┌────────

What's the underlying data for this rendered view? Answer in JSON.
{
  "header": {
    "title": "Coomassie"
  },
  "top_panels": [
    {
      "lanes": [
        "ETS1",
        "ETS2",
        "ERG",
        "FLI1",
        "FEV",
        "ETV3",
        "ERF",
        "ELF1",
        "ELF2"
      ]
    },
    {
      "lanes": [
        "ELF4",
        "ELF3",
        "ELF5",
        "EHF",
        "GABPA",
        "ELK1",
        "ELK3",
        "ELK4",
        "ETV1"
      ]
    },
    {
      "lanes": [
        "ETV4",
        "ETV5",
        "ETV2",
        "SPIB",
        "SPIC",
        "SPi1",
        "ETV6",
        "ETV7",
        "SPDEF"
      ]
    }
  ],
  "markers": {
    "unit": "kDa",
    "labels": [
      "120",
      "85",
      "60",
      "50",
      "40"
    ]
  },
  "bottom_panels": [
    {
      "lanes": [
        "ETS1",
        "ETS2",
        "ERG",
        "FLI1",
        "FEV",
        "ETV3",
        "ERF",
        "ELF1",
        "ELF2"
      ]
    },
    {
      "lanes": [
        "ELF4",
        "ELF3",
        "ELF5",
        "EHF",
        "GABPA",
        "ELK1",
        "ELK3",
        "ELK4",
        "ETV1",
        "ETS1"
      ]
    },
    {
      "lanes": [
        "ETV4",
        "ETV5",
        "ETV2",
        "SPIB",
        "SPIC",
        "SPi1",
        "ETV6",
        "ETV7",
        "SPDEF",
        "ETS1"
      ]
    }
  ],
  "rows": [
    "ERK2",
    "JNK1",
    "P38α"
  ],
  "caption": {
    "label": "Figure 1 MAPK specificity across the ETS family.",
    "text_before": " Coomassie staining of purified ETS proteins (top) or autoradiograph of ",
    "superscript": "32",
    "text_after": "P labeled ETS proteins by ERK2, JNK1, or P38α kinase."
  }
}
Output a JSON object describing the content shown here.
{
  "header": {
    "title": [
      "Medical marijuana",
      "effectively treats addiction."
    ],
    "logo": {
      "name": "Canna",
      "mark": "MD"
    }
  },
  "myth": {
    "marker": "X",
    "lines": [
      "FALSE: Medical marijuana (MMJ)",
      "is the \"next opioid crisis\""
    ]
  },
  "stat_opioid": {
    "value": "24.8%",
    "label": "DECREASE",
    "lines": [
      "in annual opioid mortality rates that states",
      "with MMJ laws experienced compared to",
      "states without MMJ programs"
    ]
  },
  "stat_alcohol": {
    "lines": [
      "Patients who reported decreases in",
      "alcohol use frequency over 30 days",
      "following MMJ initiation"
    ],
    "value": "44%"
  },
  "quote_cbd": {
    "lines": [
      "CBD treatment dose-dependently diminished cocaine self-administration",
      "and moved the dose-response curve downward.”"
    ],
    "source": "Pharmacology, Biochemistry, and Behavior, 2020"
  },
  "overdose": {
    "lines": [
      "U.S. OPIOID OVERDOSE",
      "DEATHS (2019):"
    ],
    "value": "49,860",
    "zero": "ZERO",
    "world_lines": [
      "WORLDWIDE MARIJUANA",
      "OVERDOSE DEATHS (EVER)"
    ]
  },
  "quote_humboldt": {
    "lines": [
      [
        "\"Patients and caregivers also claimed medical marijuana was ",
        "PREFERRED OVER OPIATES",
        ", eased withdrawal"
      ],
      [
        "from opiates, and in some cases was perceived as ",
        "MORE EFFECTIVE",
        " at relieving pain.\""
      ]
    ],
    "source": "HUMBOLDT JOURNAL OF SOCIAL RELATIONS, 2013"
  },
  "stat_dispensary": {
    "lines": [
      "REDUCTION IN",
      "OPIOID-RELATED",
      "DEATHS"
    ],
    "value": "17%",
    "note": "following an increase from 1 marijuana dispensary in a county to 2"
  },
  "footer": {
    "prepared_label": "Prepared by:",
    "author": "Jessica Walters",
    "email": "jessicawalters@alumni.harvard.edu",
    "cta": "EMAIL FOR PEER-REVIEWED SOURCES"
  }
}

└────────

→ **Task brief**
Return each line of the records above in which the word "Coomassie" occurs.

→ **Written solution**
    "title": "Coomassie"
    "text_before": " Coomassie staining of purified ETS proteins (top) or autoradiograph of ",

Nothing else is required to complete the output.